▶ Exercise details: Print all the data, keeping every line exactly as it is.

▶ Data shown:
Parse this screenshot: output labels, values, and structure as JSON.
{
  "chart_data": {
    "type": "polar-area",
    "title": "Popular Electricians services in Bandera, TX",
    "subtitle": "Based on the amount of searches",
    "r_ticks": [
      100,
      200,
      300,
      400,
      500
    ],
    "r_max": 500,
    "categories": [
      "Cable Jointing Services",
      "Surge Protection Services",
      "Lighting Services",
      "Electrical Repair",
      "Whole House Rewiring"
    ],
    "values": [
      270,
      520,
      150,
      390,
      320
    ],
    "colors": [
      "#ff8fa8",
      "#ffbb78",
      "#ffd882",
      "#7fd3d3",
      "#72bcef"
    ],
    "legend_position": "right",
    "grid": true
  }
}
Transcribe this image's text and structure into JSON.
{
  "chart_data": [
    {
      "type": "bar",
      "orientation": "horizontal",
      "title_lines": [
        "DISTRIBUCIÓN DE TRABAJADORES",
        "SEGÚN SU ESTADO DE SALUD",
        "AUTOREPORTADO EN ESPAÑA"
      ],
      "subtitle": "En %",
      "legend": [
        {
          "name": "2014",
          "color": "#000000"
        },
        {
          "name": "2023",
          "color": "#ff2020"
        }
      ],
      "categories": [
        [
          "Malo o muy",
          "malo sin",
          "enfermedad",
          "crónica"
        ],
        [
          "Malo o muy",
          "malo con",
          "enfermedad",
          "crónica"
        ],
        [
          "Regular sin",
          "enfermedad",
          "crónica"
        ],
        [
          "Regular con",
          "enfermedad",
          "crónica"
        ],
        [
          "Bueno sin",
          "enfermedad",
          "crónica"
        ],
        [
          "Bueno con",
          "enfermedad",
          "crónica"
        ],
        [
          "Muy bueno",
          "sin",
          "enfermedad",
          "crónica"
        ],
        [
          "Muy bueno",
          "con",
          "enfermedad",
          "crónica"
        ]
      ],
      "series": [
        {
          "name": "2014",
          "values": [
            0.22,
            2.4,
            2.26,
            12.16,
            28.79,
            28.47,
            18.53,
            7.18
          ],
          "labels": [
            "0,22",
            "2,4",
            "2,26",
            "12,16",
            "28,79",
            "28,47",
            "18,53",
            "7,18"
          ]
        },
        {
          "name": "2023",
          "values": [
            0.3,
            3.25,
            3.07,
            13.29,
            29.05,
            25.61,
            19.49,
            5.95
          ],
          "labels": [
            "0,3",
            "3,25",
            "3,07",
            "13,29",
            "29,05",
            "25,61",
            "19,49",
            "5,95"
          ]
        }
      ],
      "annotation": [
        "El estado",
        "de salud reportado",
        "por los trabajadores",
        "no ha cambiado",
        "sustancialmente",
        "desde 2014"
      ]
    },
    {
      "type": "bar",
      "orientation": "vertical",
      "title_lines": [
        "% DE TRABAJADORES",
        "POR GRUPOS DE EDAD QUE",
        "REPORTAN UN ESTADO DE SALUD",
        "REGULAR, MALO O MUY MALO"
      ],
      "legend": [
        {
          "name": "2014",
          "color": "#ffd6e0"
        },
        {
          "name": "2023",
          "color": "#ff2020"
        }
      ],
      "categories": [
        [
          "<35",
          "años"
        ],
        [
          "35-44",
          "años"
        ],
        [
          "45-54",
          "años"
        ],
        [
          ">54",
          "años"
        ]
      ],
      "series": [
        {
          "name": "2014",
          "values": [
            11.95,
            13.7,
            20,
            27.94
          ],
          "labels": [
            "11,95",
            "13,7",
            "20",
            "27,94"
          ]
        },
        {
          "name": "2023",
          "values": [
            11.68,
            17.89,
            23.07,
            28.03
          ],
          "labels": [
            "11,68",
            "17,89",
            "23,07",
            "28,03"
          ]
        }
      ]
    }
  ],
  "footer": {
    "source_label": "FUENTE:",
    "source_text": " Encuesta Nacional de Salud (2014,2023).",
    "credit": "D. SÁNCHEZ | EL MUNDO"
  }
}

▶ The reply:
Parse this screenshot: output labels, values, and structure as JSON.
{
  "chart_data": {
    "type": "polar-area",
    "title": "Popular Electricians services in Bandera, TX",
    "subtitle": "Based on the amount of searches",
    "r_ticks": [
      100,
      200,
      300,
      400,
      500
    ],
    "r_max": 500,
    "categories": [
      "Cable Jointing Services",
      "Surge Protection Services",
      "Lighting Services",
      "Electrical Repair",
      "Whole House Rewiring"
    ],
    "values": [
      270,
      520,
      150,
      390,
      320
    ],
    "colors": [
      "#ff8fa8",
      "#ffbb78",
      "#ffd882",
      "#7fd3d3",
      "#72bcef"
    ],
    "legend_position": "right",
    "grid": true
  }
}
Transcribe this image's text and structure into JSON.
{
  "chart_data": [
    {
      "type": "bar",
      "orientation": "horizontal",
      "title_lines": [
        "DISTRIBUCIÓN DE TRABAJADORES",
        "SEGÚN SU ESTADO DE SALUD",
        "AUTOREPORTADO EN ESPAÑA"
      ],
      "subtitle": "En %",
      "legend": [
        {
          "name": "2014",
          "color": "#000000"
        },
        {
          "name": "2023",
          "color": "#ff2020"
        }
      ],
      "categories": [
        [
          "Malo o muy",
          "malo sin",
          "enfermedad",
          "crónica"
        ],
        [
          "Malo o muy",
          "malo con",
          "enfermedad",
          "crónica"
        ],
        [
          "Regular sin",
          "enfermedad",
          "crónica"
        ],
        [
          "Regular con",
          "enfermedad",
          "crónica"
        ],
        [
          "Bueno sin",
          "enfermedad",
          "crónica"
        ],
        [
          "Bueno con",
          "enfermedad",
          "crónica"
        ],
        [
          "Muy bueno",
          "sin",
          "enfermedad",
          "crónica"
        ],
        [
          "Muy bueno",
          "con",
          "enfermedad",
          "crónica"
        ]
      ],
      "series": [
        {
          "name": "2014",
          "values": [
            0.22,
            2.4,
            2.26,
            12.16,
            28.79,
            28.47,
            18.53,
            7.18
          ],
          "labels": [
            "0,22",
            "2,4",
            "2,26",
            "12,16",
            "28,79",
            "28,47",
            "18,53",
            "7,18"
          ]
        },
        {
          "name": "2023",
          "values": [
            0.3,
            3.25,
            3.07,
            13.29,
            29.05,
            25.61,
            19.49,
            5.95
          ],
          "labels": [
            "0,3",
            "3,25",
            "3,07",
            "13,29",
            "29,05",
            "25,61",
            "19,49",
            "5,95"
          ]
        }
      ],
      "annotation": [
        "El estado",
        "de salud reportado",
        "por los trabajadores",
        "no ha cambiado",
        "sustancialmente",
        "desde 2014"
      ]
    },
    {
      "type": "bar",
      "orientation": "vertical",
      "title_lines": [
        "% DE TRABAJADORES",
        "POR GRUPOS DE EDAD QUE",
        "REPORTAN UN ESTADO DE SALUD",
        "REGULAR, MALO O MUY MALO"
      ],
      "legend": [
        {
          "name": "2014",
          "color": "#ffd6e0"
        },
        {
          "name": "2023",
          "color": "#ff2020"
        }
      ],
      "categories": [
        [
          "<35",
          "años"
        ],
        [
          "35-44",
          "años"
        ],
        [
          "45-54",
          "años"
        ],
        [
          ">54",
          "años"
        ]
      ],
      "series": [
        {
          "name": "2014",
          "values": [
            11.95,
            13.7,
            20,
            27.94
          ],
          "labels": [
            "11,95",
            "13,7",
            "20",
            "27,94"
          ]
        },
        {
          "name": "2023",
          "values": [
            11.68,
            17.89,
            23.07,
            28.03
          ],
          "labels": [
            "11,68",
            "17,89",
            "23,07",
            "28,03"
          ]
        }
      ]
    }
  ],
  "footer": {
    "source_label": "FUENTE:",
    "source_text": " Encuesta Nacional de Salud (2014,2023).",
    "credit": "D. SÁNCHEZ | EL MUNDO"
  }
}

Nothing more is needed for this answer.